>> Begin Extracted information

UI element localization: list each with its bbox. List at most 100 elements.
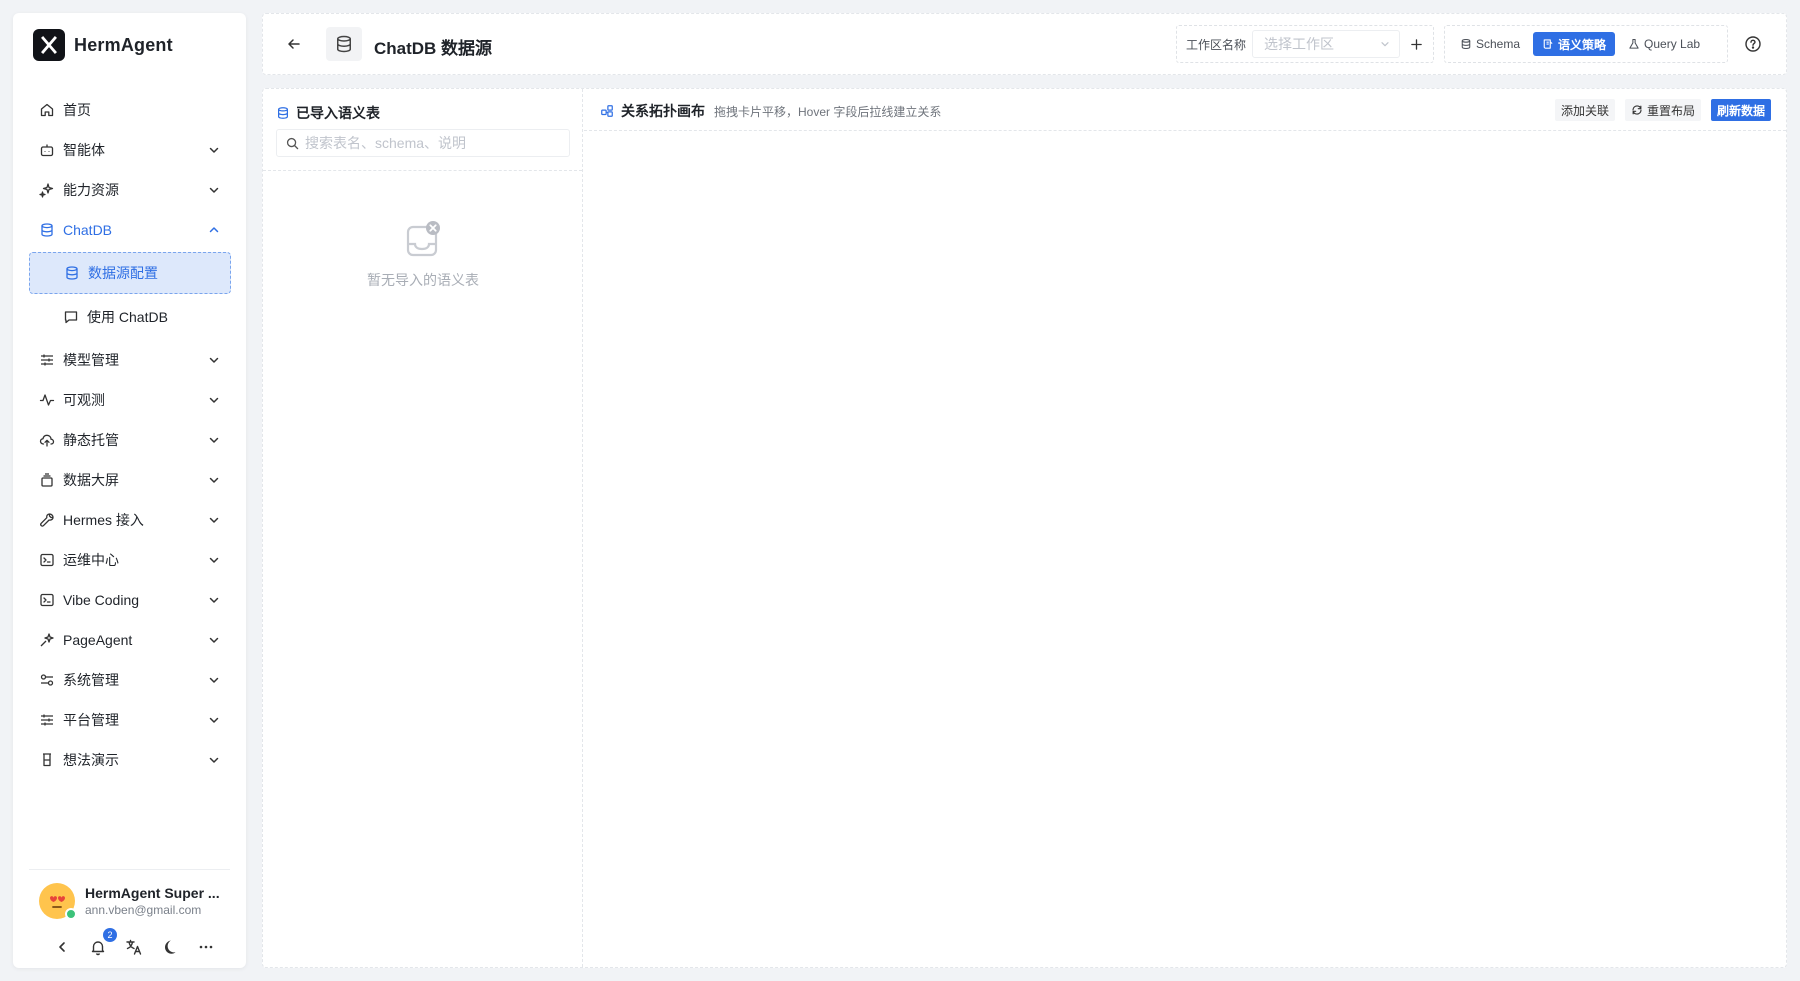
workspace-label: 工作区名称 — [1186, 37, 1247, 52]
chevron-down-icon — [207, 473, 221, 487]
translate-icon[interactable] — [125, 938, 143, 956]
sidebar-item-hermes[interactable]: Hermes 接入 — [29, 500, 231, 540]
chevron-down-icon — [207, 393, 221, 407]
activity-icon — [39, 392, 55, 408]
chevron-down-icon — [207, 553, 221, 567]
reset-layout-button[interactable]: 重置布局 — [1624, 99, 1701, 121]
sidebar-item-vibe-coding[interactable]: Vibe Coding — [29, 580, 231, 620]
database-icon — [39, 222, 55, 238]
sidebar-item-idea-demo[interactable]: 想法演示 — [29, 740, 231, 780]
sidebar-menu: 首页 智能体 能力资源 ChatDB 数据源配置 使用 ChatDB 模型管理 … — [29, 90, 231, 780]
user-info: HermAgent Super ... ann.vben@gmail.com — [85, 884, 220, 918]
chevron-up-icon — [207, 223, 221, 237]
sidebar-item-platform-management[interactable]: 平台管理 — [29, 700, 231, 740]
add-relation-button[interactable]: 添加关联 — [1554, 99, 1615, 121]
back-arrow-icon[interactable] — [285, 35, 303, 53]
sidebar-divider — [29, 869, 230, 870]
chat-icon — [63, 309, 79, 325]
chevron-down-icon — [207, 673, 221, 687]
sidebar-item-system-management[interactable]: 系统管理 — [29, 660, 231, 700]
database-icon — [1461, 38, 1471, 50]
chevron-down-icon — [207, 713, 221, 727]
tab-query-lab[interactable]: Query Lab — [1619, 32, 1709, 56]
avatar — [39, 883, 77, 920]
notification-badge: 2 — [103, 928, 117, 942]
refresh-icon — [1632, 105, 1642, 115]
imported-tables-title: 已导入语义表 — [296, 105, 380, 121]
view-tabs: Schema 语义策略 Query Lab — [1444, 25, 1728, 63]
sidebar-item-agents[interactable]: 智能体 — [29, 130, 231, 170]
page-title: ChatDB 数据源 — [374, 39, 493, 58]
topology-icon — [601, 105, 613, 117]
chevron-down-icon — [1379, 38, 1391, 50]
sidebar-item-ops-center[interactable]: 运维中心 — [29, 540, 231, 580]
database-icon — [278, 107, 288, 119]
sidebar-item-data-screen[interactable]: 数据大屏 — [29, 460, 231, 500]
more-icon[interactable] — [197, 938, 215, 956]
tab-schema[interactable]: Schema — [1451, 32, 1529, 56]
empty-state-text: 暂无导入的语义表 — [367, 272, 479, 288]
plus-icon — [1411, 38, 1422, 50]
sidebar-item-pageagent[interactable]: PageAgent — [29, 620, 231, 660]
sidebar-item-capabilities[interactable]: 能力资源 — [29, 170, 231, 210]
empty-inbox-icon — [403, 219, 443, 259]
user-email: ann.vben@gmail.com — [85, 903, 202, 917]
sidebar-item-model-management[interactable]: 模型管理 — [29, 340, 231, 380]
add-workspace-button[interactable] — [1400, 30, 1433, 58]
sidebar-item-static-hosting[interactable]: 静态托管 — [29, 420, 231, 460]
canvas-actions: 添加关联 重置布局 刷新数据 — [1554, 99, 1771, 121]
database-icon — [326, 27, 362, 61]
sidebar-item-datasource-config[interactable]: 数据源配置 — [29, 252, 231, 294]
page-header: ChatDB 数据源 工作区名称 选择工作区 Schema 语义策略 Query… — [262, 13, 1787, 75]
sidebar-item-observability[interactable]: 可观测 — [29, 380, 231, 420]
chevron-down-icon — [207, 513, 221, 527]
canvas-hint: 拖拽卡片平移，Hover 字段后拉线建立关系 — [714, 104, 942, 119]
cloud-upload-icon — [39, 432, 55, 448]
topology-canvas[interactable] — [584, 132, 1786, 967]
chevron-down-icon — [207, 593, 221, 607]
flask-icon — [1629, 38, 1639, 49]
chevron-down-icon — [207, 753, 221, 767]
imported-tables-header: 已导入语义表 — [276, 103, 380, 123]
sparkles-icon — [39, 182, 55, 198]
empty-state: 暂无导入的语义表 — [263, 219, 583, 290]
sidebar-item-chatdb[interactable]: ChatDB — [29, 210, 231, 250]
refresh-data-button[interactable]: 刷新数据 — [1710, 99, 1771, 121]
sidebar-item-home[interactable]: 首页 — [29, 90, 231, 130]
imported-tables-panel: 已导入语义表 暂无导入的语义表 — [263, 89, 583, 967]
layers-icon — [39, 472, 55, 488]
collapse-sidebar-icon[interactable] — [53, 938, 71, 956]
moon-icon[interactable] — [161, 938, 179, 956]
sidebar-item-use-chatdb[interactable]: 使用 ChatDB — [29, 296, 231, 338]
canvas-title: 关系拓扑画布 — [621, 103, 705, 119]
canvas-heading: 关系拓扑画布 拖拽卡片平移，Hover 字段后拉线建立关系 — [600, 101, 941, 121]
chevron-down-icon — [207, 353, 221, 367]
canvas-toolbar: 关系拓扑画布 拖拽卡片平移，Hover 字段后拉线建立关系 添加关联 重置布局 … — [584, 89, 1786, 131]
home-icon — [39, 102, 55, 118]
online-status-icon — [65, 908, 77, 920]
terminal-icon — [39, 552, 55, 568]
database-icon — [64, 265, 80, 281]
brand-logo — [33, 29, 65, 61]
sparkles-icon — [39, 632, 55, 648]
brand[interactable]: HermAgent — [33, 29, 173, 61]
bell-icon[interactable]: 2 — [89, 928, 117, 956]
table-search-box — [276, 129, 570, 157]
main-content: 已导入语义表 暂无导入的语义表 关系拓扑画布 拖拽卡片平移， — [262, 88, 1787, 968]
help-icon[interactable] — [1744, 35, 1762, 53]
brand-name: HermAgent — [74, 34, 173, 55]
chevron-down-icon — [207, 433, 221, 447]
terminal-icon — [39, 592, 55, 608]
user-profile[interactable]: HermAgent Super ... ann.vben@gmail.com — [39, 883, 220, 920]
wrench-icon — [39, 512, 55, 528]
search-icon — [286, 137, 299, 149]
flask-icon — [39, 752, 55, 768]
table-search-input[interactable] — [305, 135, 560, 151]
tab-semantic-policy[interactable]: 语义策略 — [1533, 32, 1616, 56]
toggles-icon — [39, 672, 55, 688]
workspace-select-placeholder: 选择工作区 — [1264, 36, 1335, 52]
workspace-select[interactable]: 选择工作区 — [1252, 30, 1400, 58]
sliders-icon — [39, 352, 55, 368]
sliders-icon — [39, 712, 55, 728]
panel-divider — [263, 170, 582, 171]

>> End Extracted information

• Work instructions:
Reproduce all the records above line for line, verbatim, but omit the pictures.

• Answer in full:
UI element localization: list each with its bbox. List at most 100 elements.
workspace-label: 工作区名称 — [1186, 37, 1247, 52]
chevron-down-icon — [207, 473, 221, 487]
translate-icon[interactable] — [125, 938, 143, 956]
sidebar-item-hermes[interactable]: Hermes 接入 — [29, 500, 231, 540]
chevron-down-icon — [207, 393, 221, 407]
activity-icon — [39, 392, 55, 408]
chevron-down-icon — [207, 553, 221, 567]
reset-layout-button[interactable]: 重置布局 — [1624, 99, 1701, 121]
sidebar-item-vibe-coding[interactable]: Vibe Coding — [29, 580, 231, 620]
database-icon — [39, 222, 55, 238]
sidebar-item-idea-demo[interactable]: 想法演示 — [29, 740, 231, 780]
sidebar-menu: 首页 智能体 能力资源 ChatDB 数据源配置 使用 ChatDB 模型管理 … — [29, 90, 231, 780]
user-info: HermAgent Super ... ann.vben@gmail.com — [85, 884, 220, 918]
chevron-up-icon — [207, 223, 221, 237]
sidebar-item-platform-management[interactable]: 平台管理 — [29, 700, 231, 740]
add-relation-button[interactable]: 添加关联 — [1554, 99, 1615, 121]
back-arrow-icon[interactable] — [285, 35, 303, 53]
sidebar-divider — [29, 869, 230, 870]
chat-icon — [63, 309, 79, 325]
chevron-down-icon — [207, 673, 221, 687]
sidebar-item-system-management[interactable]: 系统管理 — [29, 660, 231, 700]
database-icon — [1461, 38, 1471, 50]
chevron-down-icon — [207, 713, 221, 727]
tab-query-lab[interactable]: Query Lab — [1619, 32, 1709, 56]
avatar — [39, 883, 77, 920]
notification-badge: 2 — [103, 928, 117, 942]
refresh-icon — [1632, 105, 1642, 115]
imported-tables-title: 已导入语义表 — [296, 105, 380, 121]
view-tabs: Schema 语义策略 Query Lab — [1444, 25, 1728, 63]
sidebar-item-agents[interactable]: 智能体 — [29, 130, 231, 170]
page-title: ChatDB 数据源 — [374, 39, 493, 58]
topology-icon — [601, 105, 613, 117]
chevron-down-icon — [1379, 38, 1391, 50]
sidebar-item-ops-center[interactable]: 运维中心 — [29, 540, 231, 580]
database-icon — [278, 107, 288, 119]
sidebar-item-data-screen[interactable]: 数据大屏 — [29, 460, 231, 500]
more-icon[interactable] — [197, 938, 215, 956]
tab-schema[interactable]: Schema — [1451, 32, 1529, 56]
empty-state-text: 暂无导入的语义表 — [367, 272, 479, 288]
plus-icon — [1411, 38, 1422, 50]
sidebar-item-pageagent[interactable]: PageAgent — [29, 620, 231, 660]
sidebar-item-capabilities[interactable]: 能力资源 — [29, 170, 231, 210]
empty-inbox-icon — [403, 219, 443, 259]
user-email: ann.vben@gmail.com — [85, 903, 202, 917]
sidebar-item-model-management[interactable]: 模型管理 — [29, 340, 231, 380]
add-workspace-button[interactable] — [1400, 30, 1433, 58]
sidebar-item-static-hosting[interactable]: 静态托管 — [29, 420, 231, 460]
canvas-actions: 添加关联 重置布局 刷新数据 — [1554, 99, 1771, 121]
database-icon — [326, 27, 362, 61]
sidebar-item-datasource-config[interactable]: 数据源配置 — [29, 252, 231, 294]
page-header: ChatDB 数据源 工作区名称 选择工作区 Schema 语义策略 Query… — [262, 13, 1787, 75]
sidebar-item-observability[interactable]: 可观测 — [29, 380, 231, 420]
chevron-down-icon — [207, 513, 221, 527]
canvas-hint: 拖拽卡片平移，Hover 字段后拉线建立关系 — [714, 104, 942, 119]
cloud-upload-icon — [39, 432, 55, 448]
topology-canvas[interactable] — [584, 132, 1786, 967]
chevron-down-icon — [207, 593, 221, 607]
flask-icon — [1629, 38, 1639, 49]
chevron-down-icon — [207, 753, 221, 767]
imported-tables-header: 已导入语义表 — [276, 103, 380, 123]
sparkles-icon — [39, 182, 55, 198]
empty-state: 暂无导入的语义表 — [263, 219, 583, 290]
sidebar-item-chatdb[interactable]: ChatDB — [29, 210, 231, 250]
refresh-data-button[interactable]: 刷新数据 — [1710, 99, 1771, 121]
sidebar-item-home[interactable]: 首页 — [29, 90, 231, 130]
imported-tables-panel: 已导入语义表 暂无导入的语义表 — [263, 89, 583, 967]
layers-icon — [39, 472, 55, 488]
collapse-sidebar-icon[interactable] — [53, 938, 71, 956]
moon-icon[interactable] — [161, 938, 179, 956]
sidebar-item-use-chatdb[interactable]: 使用 ChatDB — [29, 296, 231, 338]
canvas-title: 关系拓扑画布 — [621, 103, 705, 119]
canvas-heading: 关系拓扑画布 拖拽卡片平移，Hover 字段后拉线建立关系 — [600, 101, 941, 121]
chevron-down-icon — [207, 353, 221, 367]
canvas-toolbar: 关系拓扑画布 拖拽卡片平移，Hover 字段后拉线建立关系 添加关联 重置布局 … — [584, 89, 1786, 131]
home-icon — [39, 102, 55, 118]
online-status-icon — [65, 908, 77, 920]
terminal-icon — [39, 552, 55, 568]
database-icon — [64, 265, 80, 281]
brand-logo — [33, 29, 65, 61]
sparkles-icon — [39, 632, 55, 648]
brand[interactable]: HermAgent — [33, 29, 173, 61]
bell-icon[interactable]: 2 — [89, 928, 117, 956]
table-search-box — [276, 129, 570, 157]
main-content: 已导入语义表 暂无导入的语义表 关系拓扑画布 拖拽卡片平移， — [262, 88, 1787, 968]
help-icon[interactable] — [1744, 35, 1762, 53]
brand-name: HermAgent — [74, 34, 173, 55]
chevron-down-icon — [207, 433, 221, 447]
terminal-icon — [39, 592, 55, 608]
user-profile[interactable]: HermAgent Super ... ann.vben@gmail.com — [39, 883, 220, 920]
wrench-icon — [39, 512, 55, 528]
search-icon — [286, 137, 299, 149]
flask-icon — [39, 752, 55, 768]
table-search-input[interactable] — [305, 135, 560, 151]
tab-semantic-policy[interactable]: 语义策略 — [1533, 32, 1616, 56]
toggles-icon — [39, 672, 55, 688]
workspace-select-placeholder: 选择工作区 — [1264, 36, 1335, 52]
workspace-select[interactable]: 选择工作区 — [1252, 30, 1400, 58]
sliders-icon — [39, 352, 55, 368]
sliders-icon — [39, 712, 55, 728]
panel-divider — [263, 170, 582, 171]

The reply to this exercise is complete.